Sami al-Arian
In 2006, Sami al-Arian, one of the most
prominent American Muslim leaders introduced to George W. Bush by power broker Grover Norquist at the turn of the millennium,
began a 57-month prison term for his support of a Specially Designated Global
Terrorist (SDGT) group. In September 2006, while serving his sentence, Al-Arian was
ordered to testify in America’s largest terror financing investigation, Operation
Greenquest, which raided a network of Northern Virginia Muslim charities linked to
other terror groups Al-Arian had founded. He refused, saying that it violated his
plea agreement and would put his life in danger. He was sentenced to 18 more months
for contempt of court.
In 1981, Al-Arian helped found the Islamic
Association for Palestine (IAP). One of IAP’s founders, Mousa Abu Marzook,, a leader of Hamas, the
SDGT group that now controls the Palestinian government.
IAP is one of
several groups, along with Holy Land Foundation, held responsible for the death of
an American who was shot and killed by Hamas members in Jerusalem in 1996. Marzook
has spoken in favor of suicide bombings and has invested with several individuals
and companies, such as Ghassam Elashi and Holy Land Foundation (HLF), convicted on
terrorism-related charges. (IAP and HLF are closely tied, and Elashi helped launch
both organizations.) The IAP was the parent organization of the Council on
American-Islamic Relations, an advocacy group that is the mainstream media’s first
call on Muslim issues despite recent convictions of several of its leading
alumni.
In a 1995 raid on the office of Al-Arian’s World & Islam Studies
Institute (WISE) in Tampa, Florida, the FBI found stationery with the logo of
Palestinian Islamic Jihad (PIJ)—a small, radical Muslim Brotherhood splinter group
condemned by human rights organizations for attacking Israeli civilians and given an
SDGT designation by the Treasury Department. (In 2007, the State Department offered
a $5 million reward for information leading to the capture of Ramadan Abdullah
Shallah, PIJ’s leader.) The 1995 WISE raid also turned up a letter dated October 23,
1995 showing that WISE intended to keep Ramadan Abdullah Shallah on its payroll
through 1996. (Shallah fled to Syria to take the reins of the PIJ right around the
time of that letter, whereupon the U.S. quickly designated him SDGT.) Another
letter, dated the same day as the raid, listed a deported PIJ leader as a former
WISE researcher. According to former federal prosecutor John Loftus, the FBI called
off the investigation in 1995 because the State Department did not want Al-Arian’s
activities to be traced to Saudi Arabia.

Data block
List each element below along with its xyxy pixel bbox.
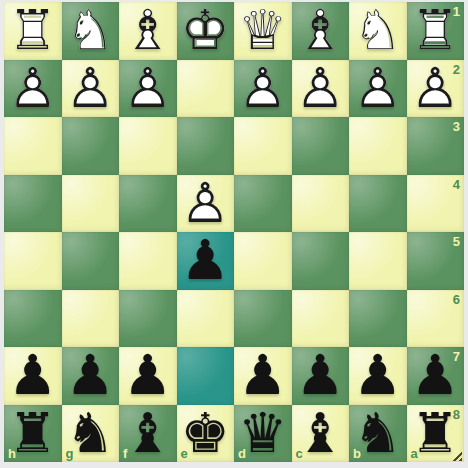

Given instruction
What comes next in the Sami al-Arian text, picking up right after its final sentence?

Right answer
During the 2000 presidential
campaign, Grover Norquist introduced
Al-Arian to George W. Bush. Norquist wanted
American Muslims, known as wealthy and socially conservative, to join the GOP, and
Bush helped when he decried the use of secret evidence in immigration cases.
“Arab-Americans are racially profiled in what's called secret evidence,” Bush said
on camera. “We've got to do something about that.” (Bush was scheduled to present a
Justice Department proposal to restrict the use of secret evidence to Muslim
activists at the White House at 2 p.m. on September 11, 2001.) In July 2001,
Al-Arian’s civil liberties group, National Coalition to Protect Political Freedom,
gave Norquist an award for his fight against secret evidence.
After Bush
took office, members of a Muslim advocacy group called the American Muslim
Council—including Al-Arian and Abdurrahman Alamoudi—attended a briefing convened by
Karl Rove. Alamoudi was one of the most visible public advocates for American
Muslims, and had already appeared twice in public with George W. Bush. He also did consulting for the
Pentagon and donated $10,000 to help launch the Islamic Free Market Institute, which
was founded by Grover Norquist, close friend
of Jack Abramoff and President George W.
Bush. Alamoudi lost some of his cachet when he spoke out in support of Hezbollah
and Hamas right in front of the White House in 2001. In 2003 he was sentenced to 23
years in prison for terrorist funding and involvement in a Libyan plot to
assassinate the Crown Prince of Saudi Arabia.
In 2002, Operation Greenquest
raided a group of offices and homes in Northern Virginia. The raids, launched by the
Treasury Department under Secretary Paul O’Neill, U.S. Customs, and then Assistant
Attorney General Michael Chertoff, targeted a network of Muslim charities and
advocacy groups, which they named the “Safa Group,” alleged to be financing terror.
One of the organizations, the International Institute of Islamic Thought (IIIT)
contributed $10,000 to Norquist’s Islamic Institute and $60,000 to Al-Arian’s
institutes, including WISE. Mazen Al-Najjar, Al-Arian's brother-in-law, once worked
for WISE and spent over three years in prison for a connection to PIJ that was
uncovered through the type of “secret intelligence information” that Al-Arian and
Norquist so abhorred. The terror financing investigation, dissolved during a turf
battle between the FBI and the Department of Homeland Security, has as of yet
produced only one major conviction out of the Northern Virginia raids: Alamoudi’s
23-year sentence.
In 2005, Al-Arian was tried in Tampa on 17 terror-related
counts, including being the North American ringleader of Palestinian Islamic Jihad.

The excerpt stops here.